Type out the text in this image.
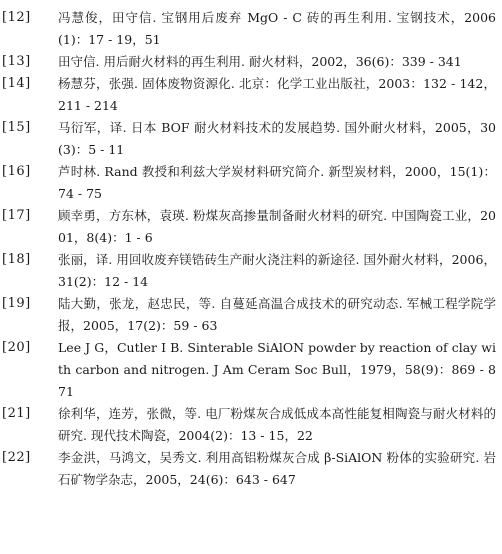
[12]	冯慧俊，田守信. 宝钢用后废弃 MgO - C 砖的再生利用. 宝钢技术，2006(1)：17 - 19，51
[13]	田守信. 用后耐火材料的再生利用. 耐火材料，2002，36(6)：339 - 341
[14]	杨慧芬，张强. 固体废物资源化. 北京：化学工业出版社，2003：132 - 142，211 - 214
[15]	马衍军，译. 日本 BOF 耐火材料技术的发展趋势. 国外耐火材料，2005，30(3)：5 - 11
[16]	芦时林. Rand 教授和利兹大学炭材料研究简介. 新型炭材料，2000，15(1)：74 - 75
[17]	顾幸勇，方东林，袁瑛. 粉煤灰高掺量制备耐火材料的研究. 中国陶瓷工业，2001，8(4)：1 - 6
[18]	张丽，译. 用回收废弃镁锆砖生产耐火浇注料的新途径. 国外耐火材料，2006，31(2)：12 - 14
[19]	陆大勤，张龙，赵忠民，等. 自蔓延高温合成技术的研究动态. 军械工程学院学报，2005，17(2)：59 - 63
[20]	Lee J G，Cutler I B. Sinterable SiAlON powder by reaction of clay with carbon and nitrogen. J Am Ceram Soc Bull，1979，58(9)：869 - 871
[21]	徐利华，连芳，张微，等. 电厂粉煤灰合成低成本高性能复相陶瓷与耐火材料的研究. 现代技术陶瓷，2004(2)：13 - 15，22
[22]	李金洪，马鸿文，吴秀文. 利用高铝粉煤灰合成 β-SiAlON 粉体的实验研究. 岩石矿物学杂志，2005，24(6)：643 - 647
━━━
Report back each line of the entries that holds the string "SiAlON".

*TASK ANSWER*:
[20]	Lee J G，Cutler I B. Sinterable SiAlON powder by reaction of clay with carbon and nitrogen. J Am Ceram Soc Bull，1979，58(9)：869 - 871
[22]	李金洪，马鸿文，吴秀文. 利用高铝粉煤灰合成 β-SiAlON 粉体的实验研究. 岩石矿物学杂志，2005，24(6)：643 - 647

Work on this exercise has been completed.